_Input rows:_
──────

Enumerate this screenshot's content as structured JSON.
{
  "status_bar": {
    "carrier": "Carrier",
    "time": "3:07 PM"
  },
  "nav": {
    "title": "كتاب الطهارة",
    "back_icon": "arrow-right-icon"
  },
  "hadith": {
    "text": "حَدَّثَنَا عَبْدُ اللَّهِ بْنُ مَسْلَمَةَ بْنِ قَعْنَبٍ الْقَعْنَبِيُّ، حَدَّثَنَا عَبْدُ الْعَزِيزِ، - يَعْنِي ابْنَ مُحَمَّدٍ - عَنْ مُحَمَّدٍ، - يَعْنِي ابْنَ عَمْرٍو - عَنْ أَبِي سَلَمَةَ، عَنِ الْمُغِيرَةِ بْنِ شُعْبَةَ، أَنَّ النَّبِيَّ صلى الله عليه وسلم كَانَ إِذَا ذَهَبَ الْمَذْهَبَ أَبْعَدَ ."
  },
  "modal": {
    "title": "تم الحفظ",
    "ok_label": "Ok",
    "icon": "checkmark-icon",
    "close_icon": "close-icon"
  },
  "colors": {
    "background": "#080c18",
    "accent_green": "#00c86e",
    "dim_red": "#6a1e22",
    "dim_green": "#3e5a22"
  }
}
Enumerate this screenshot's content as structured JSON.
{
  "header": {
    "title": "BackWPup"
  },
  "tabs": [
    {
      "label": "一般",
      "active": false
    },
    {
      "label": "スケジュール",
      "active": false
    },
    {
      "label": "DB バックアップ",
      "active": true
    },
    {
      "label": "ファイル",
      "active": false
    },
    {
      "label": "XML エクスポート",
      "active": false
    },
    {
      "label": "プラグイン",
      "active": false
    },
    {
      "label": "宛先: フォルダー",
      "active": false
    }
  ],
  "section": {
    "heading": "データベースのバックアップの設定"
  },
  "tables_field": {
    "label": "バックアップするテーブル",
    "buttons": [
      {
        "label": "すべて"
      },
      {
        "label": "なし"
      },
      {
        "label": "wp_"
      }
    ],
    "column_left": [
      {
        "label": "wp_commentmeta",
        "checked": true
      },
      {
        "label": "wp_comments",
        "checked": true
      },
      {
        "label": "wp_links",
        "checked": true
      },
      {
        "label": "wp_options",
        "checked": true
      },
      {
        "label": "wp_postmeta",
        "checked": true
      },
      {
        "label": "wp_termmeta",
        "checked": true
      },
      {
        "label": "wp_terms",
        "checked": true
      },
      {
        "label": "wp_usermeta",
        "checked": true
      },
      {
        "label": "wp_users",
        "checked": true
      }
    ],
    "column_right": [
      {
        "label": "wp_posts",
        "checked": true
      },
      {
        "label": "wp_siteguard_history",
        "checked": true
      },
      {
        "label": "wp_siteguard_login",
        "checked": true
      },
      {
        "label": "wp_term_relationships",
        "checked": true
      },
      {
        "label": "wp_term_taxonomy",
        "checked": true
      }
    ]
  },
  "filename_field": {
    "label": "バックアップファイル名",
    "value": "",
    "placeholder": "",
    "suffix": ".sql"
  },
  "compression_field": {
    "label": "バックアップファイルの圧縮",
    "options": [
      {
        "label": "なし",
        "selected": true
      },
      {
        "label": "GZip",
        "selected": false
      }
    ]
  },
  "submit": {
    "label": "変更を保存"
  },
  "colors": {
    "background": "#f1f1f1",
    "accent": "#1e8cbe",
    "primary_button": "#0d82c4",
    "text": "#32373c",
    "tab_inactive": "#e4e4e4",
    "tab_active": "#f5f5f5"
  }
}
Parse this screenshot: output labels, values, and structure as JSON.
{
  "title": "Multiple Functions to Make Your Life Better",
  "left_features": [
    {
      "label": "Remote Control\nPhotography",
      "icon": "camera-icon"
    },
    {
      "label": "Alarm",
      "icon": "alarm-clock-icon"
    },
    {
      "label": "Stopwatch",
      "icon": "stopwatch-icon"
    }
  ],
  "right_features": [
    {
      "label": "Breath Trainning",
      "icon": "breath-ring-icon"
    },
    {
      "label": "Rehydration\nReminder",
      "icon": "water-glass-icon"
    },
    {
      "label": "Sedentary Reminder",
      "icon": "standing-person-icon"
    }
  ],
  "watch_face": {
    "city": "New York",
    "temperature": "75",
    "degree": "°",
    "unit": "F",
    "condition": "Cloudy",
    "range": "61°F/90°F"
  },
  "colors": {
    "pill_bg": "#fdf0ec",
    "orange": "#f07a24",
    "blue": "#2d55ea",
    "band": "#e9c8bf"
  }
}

──────

_Exercise instructions:_ Everything in the listing above should be restated exactly.

_Expected answer:_
Enumerate this screenshot's content as structured JSON.
{
  "status_bar": {
    "carrier": "Carrier",
    "time": "3:07 PM"
  },
  "nav": {
    "title": "كتاب الطهارة",
    "back_icon": "arrow-right-icon"
  },
  "hadith": {
    "text": "حَدَّثَنَا عَبْدُ اللَّهِ بْنُ مَسْلَمَةَ بْنِ قَعْنَبٍ الْقَعْنَبِيُّ، حَدَّثَنَا عَبْدُ الْعَزِيزِ، - يَعْنِي ابْنَ مُحَمَّدٍ - عَنْ مُحَمَّدٍ، - يَعْنِي ابْنَ عَمْرٍو - عَنْ أَبِي سَلَمَةَ، عَنِ الْمُغِيرَةِ بْنِ شُعْبَةَ، أَنَّ النَّبِيَّ صلى الله عليه وسلم كَانَ إِذَا ذَهَبَ الْمَذْهَبَ أَبْعَدَ ."
  },
  "modal": {
    "title": "تم الحفظ",
    "ok_label": "Ok",
    "icon": "checkmark-icon",
    "close_icon": "close-icon"
  },
  "colors": {
    "background": "#080c18",
    "accent_green": "#00c86e",
    "dim_red": "#6a1e22",
    "dim_green": "#3e5a22"
  }
}
Enumerate this screenshot's content as structured JSON.
{
  "header": {
    "title": "BackWPup"
  },
  "tabs": [
    {
      "label": "一般",
      "active": false
    },
    {
      "label": "スケジュール",
      "active": false
    },
    {
      "label": "DB バックアップ",
      "active": true
    },
    {
      "label": "ファイル",
      "active": false
    },
    {
      "label": "XML エクスポート",
      "active": false
    },
    {
      "label": "プラグイン",
      "active": false
    },
    {
      "label": "宛先: フォルダー",
      "active": false
    }
  ],
  "section": {
    "heading": "データベースのバックアップの設定"
  },
  "tables_field": {
    "label": "バックアップするテーブル",
    "buttons": [
      {
        "label": "すべて"
      },
      {
        "label": "なし"
      },
      {
        "label": "wp_"
      }
    ],
    "column_left": [
      {
        "label": "wp_commentmeta",
        "checked": true
      },
      {
        "label": "wp_comments",
        "checked": true
      },
      {
        "label": "wp_links",
        "checked": true
      },
      {
        "label": "wp_options",
        "checked": true
      },
      {
        "label": "wp_postmeta",
        "checked": true
      },
      {
        "label": "wp_termmeta",
        "checked": true
      },
      {
        "label": "wp_terms",
        "checked": true
      },
      {
        "label": "wp_usermeta",
        "checked": true
      },
      {
        "label": "wp_users",
        "checked": true
      }
    ],
    "column_right": [
      {
        "label": "wp_posts",
        "checked": true
      },
      {
        "label": "wp_siteguard_history",
        "checked": true
      },
      {
        "label": "wp_siteguard_login",
        "checked": true
      },
      {
        "label": "wp_term_relationships",
        "checked": true
      },
      {
        "label": "wp_term_taxonomy",
        "checked": true
      }
    ]
  },
  "filename_field": {
    "label": "バックアップファイル名",
    "value": "",
    "placeholder": "",
    "suffix": ".sql"
  },
  "compression_field": {
    "label": "バックアップファイルの圧縮",
    "options": [
      {
        "label": "なし",
        "selected": true
      },
      {
        "label": "GZip",
        "selected": false
      }
    ]
  },
  "submit": {
    "label": "変更を保存"
  },
  "colors": {
    "background": "#f1f1f1",
    "accent": "#1e8cbe",
    "primary_button": "#0d82c4",
    "text": "#32373c",
    "tab_inactive": "#e4e4e4",
    "tab_active": "#f5f5f5"
  }
}
Parse this screenshot: output labels, values, and structure as JSON.
{
  "title": "Multiple Functions to Make Your Life Better",
  "left_features": [
    {
      "label": "Remote Control\nPhotography",
      "icon": "camera-icon"
    },
    {
      "label": "Alarm",
      "icon": "alarm-clock-icon"
    },
    {
      "label": "Stopwatch",
      "icon": "stopwatch-icon"
    }
  ],
  "right_features": [
    {
      "label": "Breath Trainning",
      "icon": "breath-ring-icon"
    },
    {
      "label": "Rehydration\nReminder",
      "icon": "water-glass-icon"
    },
    {
      "label": "Sedentary Reminder",
      "icon": "standing-person-icon"
    }
  ],
  "watch_face": {
    "city": "New York",
    "temperature": "75",
    "degree": "°",
    "unit": "F",
    "condition": "Cloudy",
    "range": "61°F/90°F"
  },
  "colors": {
    "pill_bg": "#fdf0ec",
    "orange": "#f07a24",
    "blue": "#2d55ea",
    "band": "#e9c8bf"
  }
}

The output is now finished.